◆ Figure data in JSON
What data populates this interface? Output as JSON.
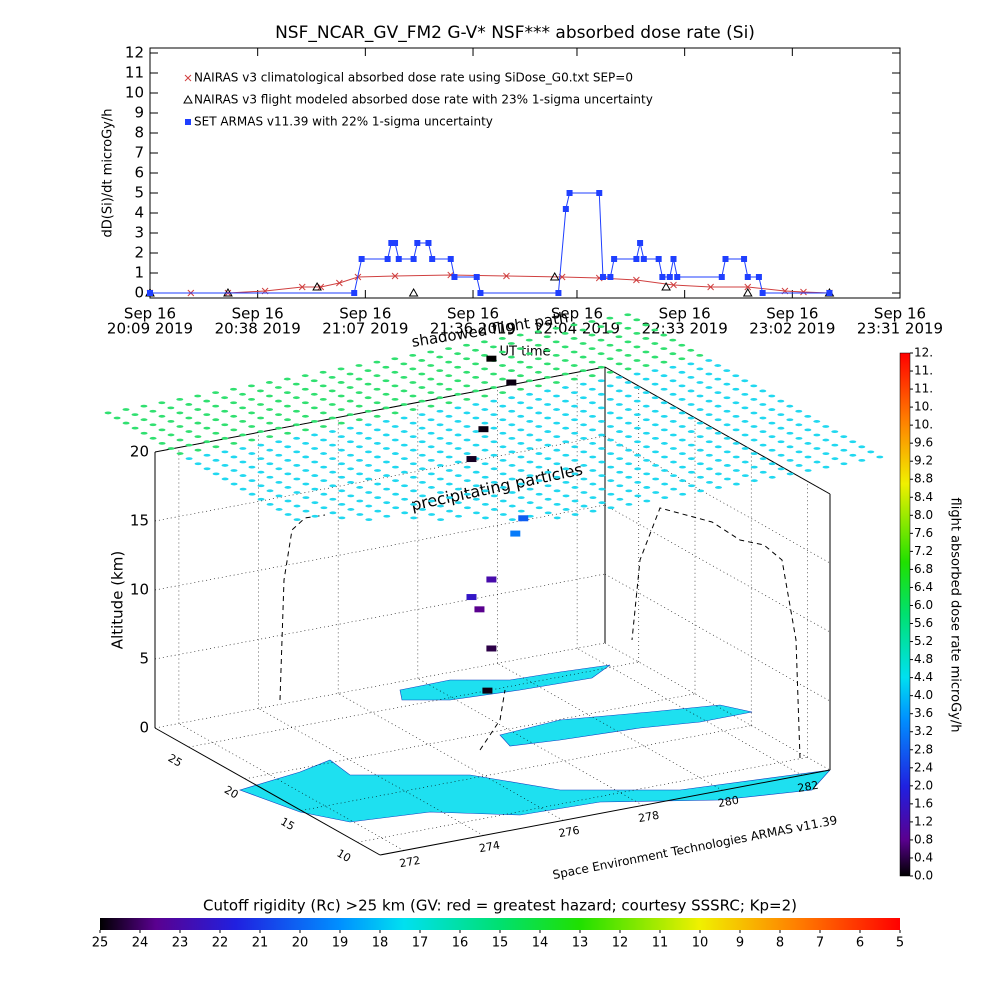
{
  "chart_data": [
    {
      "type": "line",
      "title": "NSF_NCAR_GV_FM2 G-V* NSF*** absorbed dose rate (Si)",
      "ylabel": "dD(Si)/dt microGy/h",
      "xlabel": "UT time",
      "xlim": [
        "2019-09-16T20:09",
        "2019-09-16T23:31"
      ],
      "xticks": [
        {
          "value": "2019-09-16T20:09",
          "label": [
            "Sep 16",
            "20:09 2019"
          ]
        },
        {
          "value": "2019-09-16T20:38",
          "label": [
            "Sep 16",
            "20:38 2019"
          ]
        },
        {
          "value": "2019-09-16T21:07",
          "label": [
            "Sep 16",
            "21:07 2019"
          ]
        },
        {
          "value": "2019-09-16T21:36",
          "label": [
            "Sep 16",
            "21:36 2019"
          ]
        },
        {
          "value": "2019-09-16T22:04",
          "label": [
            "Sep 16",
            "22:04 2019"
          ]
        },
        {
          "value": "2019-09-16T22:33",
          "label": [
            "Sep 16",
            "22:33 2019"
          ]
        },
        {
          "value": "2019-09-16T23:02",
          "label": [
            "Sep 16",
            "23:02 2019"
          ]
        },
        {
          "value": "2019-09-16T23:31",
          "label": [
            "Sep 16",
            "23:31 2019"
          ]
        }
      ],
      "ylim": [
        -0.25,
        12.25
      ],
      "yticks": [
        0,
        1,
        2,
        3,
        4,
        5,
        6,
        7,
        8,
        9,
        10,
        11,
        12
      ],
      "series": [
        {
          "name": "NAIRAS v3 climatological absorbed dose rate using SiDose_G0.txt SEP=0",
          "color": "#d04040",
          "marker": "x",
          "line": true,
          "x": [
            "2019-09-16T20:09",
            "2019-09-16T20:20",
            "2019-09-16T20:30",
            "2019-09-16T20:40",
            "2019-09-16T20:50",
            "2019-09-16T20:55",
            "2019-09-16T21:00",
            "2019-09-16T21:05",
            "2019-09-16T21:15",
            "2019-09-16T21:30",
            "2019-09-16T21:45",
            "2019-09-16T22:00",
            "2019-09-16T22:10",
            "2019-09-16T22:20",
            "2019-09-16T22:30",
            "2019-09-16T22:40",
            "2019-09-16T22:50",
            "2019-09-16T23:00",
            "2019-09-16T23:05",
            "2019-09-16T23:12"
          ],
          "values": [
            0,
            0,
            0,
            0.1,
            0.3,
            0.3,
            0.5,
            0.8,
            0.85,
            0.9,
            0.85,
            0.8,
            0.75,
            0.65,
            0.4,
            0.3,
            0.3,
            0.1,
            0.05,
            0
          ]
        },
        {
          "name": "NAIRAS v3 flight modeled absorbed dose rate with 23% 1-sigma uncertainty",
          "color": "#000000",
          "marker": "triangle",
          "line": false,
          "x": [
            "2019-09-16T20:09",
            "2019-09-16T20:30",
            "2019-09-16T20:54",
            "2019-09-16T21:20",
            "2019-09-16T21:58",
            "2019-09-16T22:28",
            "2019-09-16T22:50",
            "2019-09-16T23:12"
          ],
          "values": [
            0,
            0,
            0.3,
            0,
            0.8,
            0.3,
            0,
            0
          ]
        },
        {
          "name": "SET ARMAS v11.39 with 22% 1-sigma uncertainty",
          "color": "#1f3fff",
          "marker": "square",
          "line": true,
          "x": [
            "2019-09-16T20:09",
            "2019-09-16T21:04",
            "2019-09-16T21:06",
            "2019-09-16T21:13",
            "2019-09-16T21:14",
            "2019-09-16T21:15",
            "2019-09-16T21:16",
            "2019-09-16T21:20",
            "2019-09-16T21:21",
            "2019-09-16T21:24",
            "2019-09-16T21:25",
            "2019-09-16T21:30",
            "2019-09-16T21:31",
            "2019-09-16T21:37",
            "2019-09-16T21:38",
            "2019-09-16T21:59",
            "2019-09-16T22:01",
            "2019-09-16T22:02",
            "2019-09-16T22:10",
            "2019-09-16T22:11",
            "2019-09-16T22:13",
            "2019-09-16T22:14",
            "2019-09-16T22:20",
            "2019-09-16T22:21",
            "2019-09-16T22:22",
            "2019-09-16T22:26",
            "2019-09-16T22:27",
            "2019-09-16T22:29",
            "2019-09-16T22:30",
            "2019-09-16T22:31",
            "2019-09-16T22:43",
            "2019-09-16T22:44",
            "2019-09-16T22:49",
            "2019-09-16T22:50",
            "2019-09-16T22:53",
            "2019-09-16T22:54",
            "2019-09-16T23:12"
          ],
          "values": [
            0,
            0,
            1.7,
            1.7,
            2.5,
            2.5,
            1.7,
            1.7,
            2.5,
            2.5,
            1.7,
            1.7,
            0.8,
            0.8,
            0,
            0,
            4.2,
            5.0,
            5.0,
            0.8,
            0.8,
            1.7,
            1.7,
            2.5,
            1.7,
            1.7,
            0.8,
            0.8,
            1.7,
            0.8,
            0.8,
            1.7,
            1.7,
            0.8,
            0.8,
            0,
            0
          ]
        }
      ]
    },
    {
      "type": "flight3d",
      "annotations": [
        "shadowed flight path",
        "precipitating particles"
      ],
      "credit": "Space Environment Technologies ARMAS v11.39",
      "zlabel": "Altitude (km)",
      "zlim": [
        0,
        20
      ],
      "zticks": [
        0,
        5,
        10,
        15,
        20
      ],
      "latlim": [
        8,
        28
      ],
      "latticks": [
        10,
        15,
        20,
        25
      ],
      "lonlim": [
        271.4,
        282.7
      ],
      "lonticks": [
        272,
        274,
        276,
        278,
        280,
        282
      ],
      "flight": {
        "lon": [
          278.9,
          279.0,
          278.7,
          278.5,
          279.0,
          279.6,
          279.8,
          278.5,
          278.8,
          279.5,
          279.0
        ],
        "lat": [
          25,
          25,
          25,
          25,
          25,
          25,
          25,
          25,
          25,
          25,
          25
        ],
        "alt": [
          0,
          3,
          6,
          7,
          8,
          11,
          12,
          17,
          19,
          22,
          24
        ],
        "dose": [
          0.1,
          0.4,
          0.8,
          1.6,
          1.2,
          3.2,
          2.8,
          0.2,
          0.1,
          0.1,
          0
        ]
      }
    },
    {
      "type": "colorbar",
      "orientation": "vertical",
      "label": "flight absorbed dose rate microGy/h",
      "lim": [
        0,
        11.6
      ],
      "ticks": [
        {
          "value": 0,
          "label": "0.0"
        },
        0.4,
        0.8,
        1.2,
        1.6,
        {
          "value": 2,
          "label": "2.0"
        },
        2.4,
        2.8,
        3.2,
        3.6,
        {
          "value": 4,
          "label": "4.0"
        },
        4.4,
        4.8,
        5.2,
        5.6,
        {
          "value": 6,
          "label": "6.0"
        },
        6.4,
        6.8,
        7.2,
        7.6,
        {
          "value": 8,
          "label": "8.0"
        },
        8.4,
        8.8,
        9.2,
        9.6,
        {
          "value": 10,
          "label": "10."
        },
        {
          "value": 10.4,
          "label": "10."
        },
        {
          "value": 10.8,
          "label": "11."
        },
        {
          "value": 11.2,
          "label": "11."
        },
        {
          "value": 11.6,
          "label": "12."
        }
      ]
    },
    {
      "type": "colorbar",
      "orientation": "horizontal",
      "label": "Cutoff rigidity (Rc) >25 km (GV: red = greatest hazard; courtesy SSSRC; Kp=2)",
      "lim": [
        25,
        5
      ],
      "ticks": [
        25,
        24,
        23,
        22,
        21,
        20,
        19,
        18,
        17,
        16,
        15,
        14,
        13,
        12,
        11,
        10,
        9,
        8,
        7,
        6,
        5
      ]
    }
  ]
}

---

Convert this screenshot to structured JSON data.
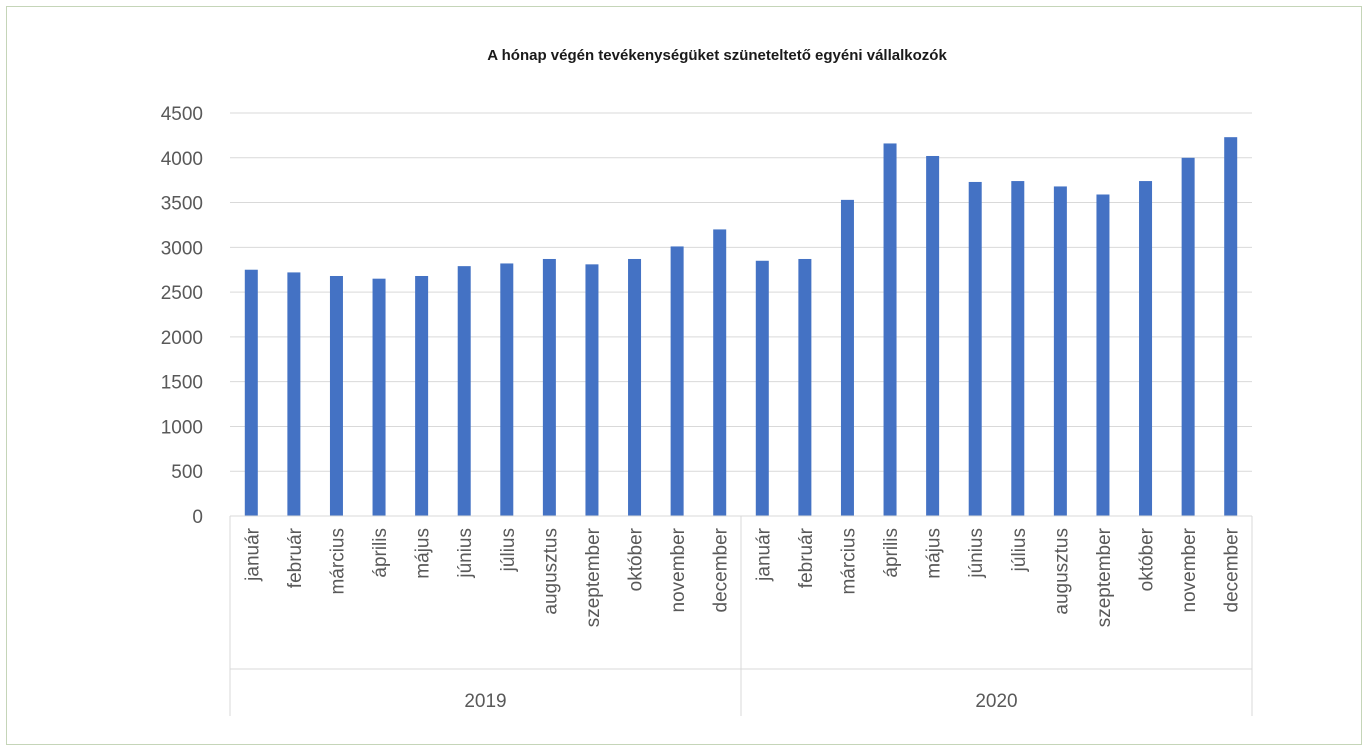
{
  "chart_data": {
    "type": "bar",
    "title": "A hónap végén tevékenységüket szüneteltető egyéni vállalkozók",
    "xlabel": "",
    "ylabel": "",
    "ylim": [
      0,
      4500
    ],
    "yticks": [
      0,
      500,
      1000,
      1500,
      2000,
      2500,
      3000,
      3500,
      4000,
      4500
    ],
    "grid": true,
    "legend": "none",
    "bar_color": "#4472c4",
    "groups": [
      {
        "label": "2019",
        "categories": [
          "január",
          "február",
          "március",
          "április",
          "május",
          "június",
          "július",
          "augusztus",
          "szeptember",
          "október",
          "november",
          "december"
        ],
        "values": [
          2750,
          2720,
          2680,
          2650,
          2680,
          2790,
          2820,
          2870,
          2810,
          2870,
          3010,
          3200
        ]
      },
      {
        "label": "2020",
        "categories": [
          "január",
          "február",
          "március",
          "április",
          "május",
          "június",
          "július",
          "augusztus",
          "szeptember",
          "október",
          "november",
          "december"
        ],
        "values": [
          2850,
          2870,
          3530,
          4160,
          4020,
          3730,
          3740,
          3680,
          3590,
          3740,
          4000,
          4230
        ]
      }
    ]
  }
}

* * *

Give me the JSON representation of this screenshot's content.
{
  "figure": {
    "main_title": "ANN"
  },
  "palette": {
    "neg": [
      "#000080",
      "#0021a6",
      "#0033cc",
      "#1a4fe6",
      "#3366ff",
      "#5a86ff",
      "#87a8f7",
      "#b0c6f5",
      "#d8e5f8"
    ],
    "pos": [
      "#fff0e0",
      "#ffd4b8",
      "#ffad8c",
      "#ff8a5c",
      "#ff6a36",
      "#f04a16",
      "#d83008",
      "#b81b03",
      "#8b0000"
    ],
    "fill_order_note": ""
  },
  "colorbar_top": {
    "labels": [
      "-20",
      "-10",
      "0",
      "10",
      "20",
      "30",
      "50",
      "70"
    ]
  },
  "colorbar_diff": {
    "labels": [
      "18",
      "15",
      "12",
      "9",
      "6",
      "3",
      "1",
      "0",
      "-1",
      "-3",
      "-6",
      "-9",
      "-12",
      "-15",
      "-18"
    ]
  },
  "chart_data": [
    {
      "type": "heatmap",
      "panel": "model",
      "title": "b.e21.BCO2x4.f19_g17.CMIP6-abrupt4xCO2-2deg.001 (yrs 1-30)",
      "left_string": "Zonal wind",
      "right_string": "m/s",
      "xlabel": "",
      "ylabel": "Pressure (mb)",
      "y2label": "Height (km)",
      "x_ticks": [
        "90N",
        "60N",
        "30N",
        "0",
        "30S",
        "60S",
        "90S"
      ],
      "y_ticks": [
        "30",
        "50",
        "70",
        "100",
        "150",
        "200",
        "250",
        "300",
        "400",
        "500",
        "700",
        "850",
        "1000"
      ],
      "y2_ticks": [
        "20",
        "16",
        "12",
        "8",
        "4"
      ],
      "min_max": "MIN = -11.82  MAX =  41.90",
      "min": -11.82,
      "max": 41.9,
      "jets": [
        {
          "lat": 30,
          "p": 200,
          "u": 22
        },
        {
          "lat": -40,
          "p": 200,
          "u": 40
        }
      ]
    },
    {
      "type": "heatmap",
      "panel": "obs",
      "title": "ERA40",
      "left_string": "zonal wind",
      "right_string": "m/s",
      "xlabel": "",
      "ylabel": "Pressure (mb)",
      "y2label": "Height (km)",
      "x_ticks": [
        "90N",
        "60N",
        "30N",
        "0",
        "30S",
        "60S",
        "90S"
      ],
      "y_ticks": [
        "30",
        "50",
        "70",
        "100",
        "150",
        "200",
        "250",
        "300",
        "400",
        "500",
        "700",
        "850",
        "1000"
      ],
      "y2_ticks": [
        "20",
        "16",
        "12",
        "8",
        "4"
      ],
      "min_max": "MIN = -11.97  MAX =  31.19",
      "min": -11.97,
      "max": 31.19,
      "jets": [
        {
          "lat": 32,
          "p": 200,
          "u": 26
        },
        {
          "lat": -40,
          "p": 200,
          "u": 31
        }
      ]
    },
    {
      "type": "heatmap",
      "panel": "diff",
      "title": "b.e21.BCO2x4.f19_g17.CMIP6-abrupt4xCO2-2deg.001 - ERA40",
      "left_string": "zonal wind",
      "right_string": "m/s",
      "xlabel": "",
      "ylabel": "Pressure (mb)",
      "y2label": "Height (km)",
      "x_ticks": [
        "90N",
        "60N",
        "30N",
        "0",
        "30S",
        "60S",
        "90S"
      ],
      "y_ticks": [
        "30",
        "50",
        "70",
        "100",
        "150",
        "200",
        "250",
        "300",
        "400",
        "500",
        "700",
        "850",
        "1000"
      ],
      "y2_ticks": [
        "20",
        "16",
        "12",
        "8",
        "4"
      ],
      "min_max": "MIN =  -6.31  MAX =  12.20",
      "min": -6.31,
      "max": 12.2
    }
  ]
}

◆ Aim of the exercise
For each line of the entries that includes "rate", show that line.

◆ Answer to the task
      "title": "NSF_NCAR_GV_FM2 G-V* NSF*** absorbed dose rate (Si)",
          "name": "NAIRAS v3 climatological absorbed dose rate using SiDose_G0.txt SEP=0",
          "name": "NAIRAS v3 flight modeled absorbed dose rate with 23% 1-sigma uncertainty",
      "label": "flight absorbed dose rate microGy/h",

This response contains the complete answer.